» Written instruction
Rewrite the material below, changing each "sidebar-item-favorite" to "sidebar-favorite" and leaving everything else untouched.

Box annotation data
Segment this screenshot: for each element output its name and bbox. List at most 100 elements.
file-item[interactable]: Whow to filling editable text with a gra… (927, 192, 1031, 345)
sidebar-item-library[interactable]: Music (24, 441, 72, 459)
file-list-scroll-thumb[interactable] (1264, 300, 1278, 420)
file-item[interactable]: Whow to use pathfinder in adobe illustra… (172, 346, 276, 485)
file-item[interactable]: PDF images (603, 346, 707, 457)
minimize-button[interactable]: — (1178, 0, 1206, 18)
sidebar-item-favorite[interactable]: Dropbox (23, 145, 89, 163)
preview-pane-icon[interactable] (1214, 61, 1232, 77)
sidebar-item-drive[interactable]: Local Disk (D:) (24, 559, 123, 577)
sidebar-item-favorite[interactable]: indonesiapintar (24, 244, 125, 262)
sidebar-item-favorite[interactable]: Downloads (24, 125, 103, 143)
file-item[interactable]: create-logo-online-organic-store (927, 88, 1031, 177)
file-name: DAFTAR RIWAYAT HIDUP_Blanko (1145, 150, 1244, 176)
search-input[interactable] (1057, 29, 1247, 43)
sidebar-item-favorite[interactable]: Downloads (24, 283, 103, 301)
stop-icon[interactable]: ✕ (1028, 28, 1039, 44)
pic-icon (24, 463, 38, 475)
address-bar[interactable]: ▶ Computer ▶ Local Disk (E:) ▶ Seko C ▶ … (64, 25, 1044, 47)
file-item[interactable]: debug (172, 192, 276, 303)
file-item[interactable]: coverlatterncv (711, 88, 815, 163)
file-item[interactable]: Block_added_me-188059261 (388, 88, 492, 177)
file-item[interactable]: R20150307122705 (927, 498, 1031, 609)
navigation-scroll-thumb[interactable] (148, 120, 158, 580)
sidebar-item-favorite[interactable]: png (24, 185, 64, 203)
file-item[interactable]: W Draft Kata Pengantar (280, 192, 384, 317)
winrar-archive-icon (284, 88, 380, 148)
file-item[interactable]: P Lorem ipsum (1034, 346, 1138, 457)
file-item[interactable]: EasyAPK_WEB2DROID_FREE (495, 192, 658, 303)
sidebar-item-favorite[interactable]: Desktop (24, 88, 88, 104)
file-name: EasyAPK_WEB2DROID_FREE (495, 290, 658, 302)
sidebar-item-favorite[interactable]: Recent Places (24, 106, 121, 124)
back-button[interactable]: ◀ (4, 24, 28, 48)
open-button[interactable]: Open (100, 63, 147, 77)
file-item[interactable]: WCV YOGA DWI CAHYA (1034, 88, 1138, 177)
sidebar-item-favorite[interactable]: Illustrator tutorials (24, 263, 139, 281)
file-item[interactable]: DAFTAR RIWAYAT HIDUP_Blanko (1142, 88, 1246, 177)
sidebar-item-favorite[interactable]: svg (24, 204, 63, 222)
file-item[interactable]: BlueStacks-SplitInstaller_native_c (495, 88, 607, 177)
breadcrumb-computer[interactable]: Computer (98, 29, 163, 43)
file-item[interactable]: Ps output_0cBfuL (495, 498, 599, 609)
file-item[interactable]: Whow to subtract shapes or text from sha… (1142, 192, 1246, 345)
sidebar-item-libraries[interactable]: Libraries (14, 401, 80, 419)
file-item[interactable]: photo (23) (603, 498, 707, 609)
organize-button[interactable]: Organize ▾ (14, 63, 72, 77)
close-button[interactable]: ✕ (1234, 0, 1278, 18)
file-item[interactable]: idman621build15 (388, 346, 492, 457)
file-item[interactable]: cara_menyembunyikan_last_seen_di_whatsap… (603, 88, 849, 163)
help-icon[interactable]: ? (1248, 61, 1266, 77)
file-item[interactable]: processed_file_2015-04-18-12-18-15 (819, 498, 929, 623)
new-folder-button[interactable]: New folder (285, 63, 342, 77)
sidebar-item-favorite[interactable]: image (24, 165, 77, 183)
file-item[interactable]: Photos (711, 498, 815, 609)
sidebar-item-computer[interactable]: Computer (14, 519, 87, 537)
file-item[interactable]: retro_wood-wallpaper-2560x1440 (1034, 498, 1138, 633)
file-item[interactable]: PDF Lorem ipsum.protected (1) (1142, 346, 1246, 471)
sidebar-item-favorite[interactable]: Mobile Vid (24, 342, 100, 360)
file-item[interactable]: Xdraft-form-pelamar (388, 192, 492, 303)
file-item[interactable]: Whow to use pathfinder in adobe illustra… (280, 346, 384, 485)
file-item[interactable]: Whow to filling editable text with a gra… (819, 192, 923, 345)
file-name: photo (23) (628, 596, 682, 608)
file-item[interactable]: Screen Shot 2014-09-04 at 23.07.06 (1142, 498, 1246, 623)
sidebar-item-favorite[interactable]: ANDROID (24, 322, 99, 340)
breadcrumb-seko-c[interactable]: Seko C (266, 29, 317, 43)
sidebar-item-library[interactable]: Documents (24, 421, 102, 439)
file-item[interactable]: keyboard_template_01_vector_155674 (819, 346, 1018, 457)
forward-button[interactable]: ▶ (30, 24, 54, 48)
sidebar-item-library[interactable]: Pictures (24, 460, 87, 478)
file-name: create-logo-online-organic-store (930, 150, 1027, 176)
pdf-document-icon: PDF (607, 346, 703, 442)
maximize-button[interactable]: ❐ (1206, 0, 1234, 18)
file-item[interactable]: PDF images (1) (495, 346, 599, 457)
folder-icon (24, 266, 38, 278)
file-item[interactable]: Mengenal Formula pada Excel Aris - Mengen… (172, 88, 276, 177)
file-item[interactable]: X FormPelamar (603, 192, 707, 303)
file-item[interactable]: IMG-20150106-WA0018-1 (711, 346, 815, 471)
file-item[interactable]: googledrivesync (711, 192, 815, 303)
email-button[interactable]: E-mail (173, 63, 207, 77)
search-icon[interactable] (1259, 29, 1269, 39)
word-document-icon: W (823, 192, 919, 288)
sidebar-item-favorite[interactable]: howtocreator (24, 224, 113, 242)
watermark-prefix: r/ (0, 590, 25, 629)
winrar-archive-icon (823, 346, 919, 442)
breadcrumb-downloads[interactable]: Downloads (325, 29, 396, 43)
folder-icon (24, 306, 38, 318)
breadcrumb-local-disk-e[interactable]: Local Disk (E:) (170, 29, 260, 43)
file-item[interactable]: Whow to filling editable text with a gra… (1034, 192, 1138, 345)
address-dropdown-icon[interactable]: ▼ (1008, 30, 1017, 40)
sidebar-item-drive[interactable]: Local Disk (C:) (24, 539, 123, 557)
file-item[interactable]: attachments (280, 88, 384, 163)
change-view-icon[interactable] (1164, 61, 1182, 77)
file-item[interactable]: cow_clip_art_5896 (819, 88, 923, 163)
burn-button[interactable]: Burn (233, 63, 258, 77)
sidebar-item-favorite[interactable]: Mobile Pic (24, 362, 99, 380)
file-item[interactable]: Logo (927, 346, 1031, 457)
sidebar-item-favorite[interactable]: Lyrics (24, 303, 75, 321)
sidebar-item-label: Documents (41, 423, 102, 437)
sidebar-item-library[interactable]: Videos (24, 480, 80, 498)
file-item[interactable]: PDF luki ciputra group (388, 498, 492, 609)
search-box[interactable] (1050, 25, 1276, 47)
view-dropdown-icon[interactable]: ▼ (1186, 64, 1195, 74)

» Expected output
Segment this screenshot: for each element output its name and bbox. List at most 100 elements.
file-item[interactable]: Whow to filling editable text with a gra… (927, 192, 1031, 345)
sidebar-item-library[interactable]: Music (24, 441, 72, 459)
file-list-scroll-thumb[interactable] (1264, 300, 1278, 420)
file-item[interactable]: Whow to use pathfinder in adobe illustra… (172, 346, 276, 485)
file-item[interactable]: PDF images (603, 346, 707, 457)
minimize-button[interactable]: — (1178, 0, 1206, 18)
sidebar-favorite[interactable]: Dropbox (23, 145, 89, 163)
preview-pane-icon[interactable] (1214, 61, 1232, 77)
sidebar-item-drive[interactable]: Local Disk (D:) (24, 559, 123, 577)
sidebar-favorite[interactable]: indonesiapintar (24, 244, 125, 262)
sidebar-favorite[interactable]: Downloads (24, 125, 103, 143)
file-item[interactable]: create-logo-online-organic-store (927, 88, 1031, 177)
file-name: DAFTAR RIWAYAT HIDUP_Blanko (1145, 150, 1244, 176)
search-input[interactable] (1057, 29, 1247, 43)
sidebar-favorite[interactable]: Downloads (24, 283, 103, 301)
stop-icon[interactable]: ✕ (1028, 28, 1039, 44)
pic-icon (24, 463, 38, 475)
address-bar[interactable]: ▶ Computer ▶ Local Disk (E:) ▶ Seko C ▶ … (64, 25, 1044, 47)
file-item[interactable]: debug (172, 192, 276, 303)
file-item[interactable]: coverlatterncv (711, 88, 815, 163)
file-item[interactable]: Block_added_me-188059261 (388, 88, 492, 177)
file-item[interactable]: R20150307122705 (927, 498, 1031, 609)
navigation-scroll-thumb[interactable] (148, 120, 158, 580)
sidebar-favorite[interactable]: png (24, 185, 64, 203)
file-item[interactable]: W Draft Kata Pengantar (280, 192, 384, 317)
winrar-archive-icon (284, 88, 380, 148)
file-item[interactable]: P Lorem ipsum (1034, 346, 1138, 457)
file-item[interactable]: EasyAPK_WEB2DROID_FREE (495, 192, 658, 303)
sidebar-favorite[interactable]: Desktop (24, 88, 88, 104)
file-name: EasyAPK_WEB2DROID_FREE (495, 290, 658, 302)
sidebar-favorite[interactable]: Recent Places (24, 106, 121, 124)
back-button[interactable]: ◀ (4, 24, 28, 48)
open-button[interactable]: Open (100, 63, 147, 77)
file-item[interactable]: WCV YOGA DWI CAHYA (1034, 88, 1138, 177)
sidebar-favorite[interactable]: Illustrator tutorials (24, 263, 139, 281)
file-item[interactable]: DAFTAR RIWAYAT HIDUP_Blanko (1142, 88, 1246, 177)
sidebar-favorite[interactable]: svg (24, 204, 63, 222)
file-item[interactable]: BlueStacks-SplitInstaller_native_c (495, 88, 607, 177)
breadcrumb-computer[interactable]: Computer (98, 29, 163, 43)
file-item[interactable]: Ps output_0cBfuL (495, 498, 599, 609)
file-item[interactable]: Whow to subtract shapes or text from sha… (1142, 192, 1246, 345)
sidebar-item-libraries[interactable]: Libraries (14, 401, 80, 419)
file-item[interactable]: photo (23) (603, 498, 707, 609)
organize-button[interactable]: Organize ▾ (14, 63, 72, 77)
close-button[interactable]: ✕ (1234, 0, 1278, 18)
file-item[interactable]: idman621build15 (388, 346, 492, 457)
file-item[interactable]: cara_menyembunyikan_last_seen_di_whatsap… (603, 88, 849, 163)
help-icon[interactable]: ? (1248, 61, 1266, 77)
file-item[interactable]: processed_file_2015-04-18-12-18-15 (819, 498, 929, 623)
new-folder-button[interactable]: New folder (285, 63, 342, 77)
sidebar-favorite[interactable]: image (24, 165, 77, 183)
file-item[interactable]: Photos (711, 498, 815, 609)
sidebar-item-computer[interactable]: Computer (14, 519, 87, 537)
file-item[interactable]: retro_wood-wallpaper-2560x1440 (1034, 498, 1138, 633)
file-item[interactable]: PDF Lorem ipsum.protected (1) (1142, 346, 1246, 471)
sidebar-favorite[interactable]: Mobile Vid (24, 342, 100, 360)
file-item[interactable]: Xdraft-form-pelamar (388, 192, 492, 303)
file-item[interactable]: Whow to use pathfinder in adobe illustra… (280, 346, 384, 485)
file-item[interactable]: Whow to filling editable text with a gra… (819, 192, 923, 345)
file-name: photo (23) (628, 596, 682, 608)
file-item[interactable]: Screen Shot 2014-09-04 at 23.07.06 (1142, 498, 1246, 623)
sidebar-favorite[interactable]: ANDROID (24, 322, 99, 340)
breadcrumb-seko-c[interactable]: Seko C (266, 29, 317, 43)
sidebar-item-library[interactable]: Documents (24, 421, 102, 439)
file-item[interactable]: keyboard_template_01_vector_155674 (819, 346, 1018, 457)
forward-button[interactable]: ▶ (30, 24, 54, 48)
sidebar-item-library[interactable]: Pictures (24, 460, 87, 478)
file-name: create-logo-online-organic-store (930, 150, 1027, 176)
pdf-document-icon: PDF (607, 346, 703, 442)
maximize-button[interactable]: ❐ (1206, 0, 1234, 18)
file-item[interactable]: PDF images (1) (495, 346, 599, 457)
folder-icon (24, 266, 38, 278)
file-item[interactable]: Mengenal Formula pada Excel Aris - Mengen… (172, 88, 276, 177)
file-item[interactable]: X FormPelamar (603, 192, 707, 303)
file-item[interactable]: IMG-20150106-WA0018-1 (711, 346, 815, 471)
file-item[interactable]: googledrivesync (711, 192, 815, 303)
email-button[interactable]: E-mail (173, 63, 207, 77)
search-icon[interactable] (1259, 29, 1269, 39)
word-document-icon: W (823, 192, 919, 288)
sidebar-favorite[interactable]: howtocreator (24, 224, 113, 242)
watermark-prefix: r/ (0, 590, 25, 629)
winrar-archive-icon (823, 346, 919, 442)
breadcrumb-downloads[interactable]: Downloads (325, 29, 396, 43)
folder-icon (24, 306, 38, 318)
breadcrumb-local-disk-e[interactable]: Local Disk (E:) (170, 29, 260, 43)
file-item[interactable]: Whow to filling editable text with a gra… (1034, 192, 1138, 345)
address-dropdown-icon[interactable]: ▼ (1008, 30, 1017, 40)
sidebar-item-drive[interactable]: Local Disk (C:) (24, 539, 123, 557)
file-item[interactable]: attachments (280, 88, 384, 163)
change-view-icon[interactable] (1164, 61, 1182, 77)
file-item[interactable]: cow_clip_art_5896 (819, 88, 923, 163)
burn-button[interactable]: Burn (233, 63, 258, 77)
sidebar-favorite[interactable]: Mobile Pic (24, 362, 99, 380)
file-item[interactable]: Logo (927, 346, 1031, 457)
sidebar-favorite[interactable]: Lyrics (24, 303, 75, 321)
sidebar-item-label: Documents (41, 423, 102, 437)
sidebar-item-library[interactable]: Videos (24, 480, 80, 498)
file-item[interactable]: PDF luki ciputra group (388, 498, 492, 609)
search-box[interactable] (1050, 25, 1276, 47)
view-dropdown-icon[interactable]: ▼ (1186, 64, 1195, 74)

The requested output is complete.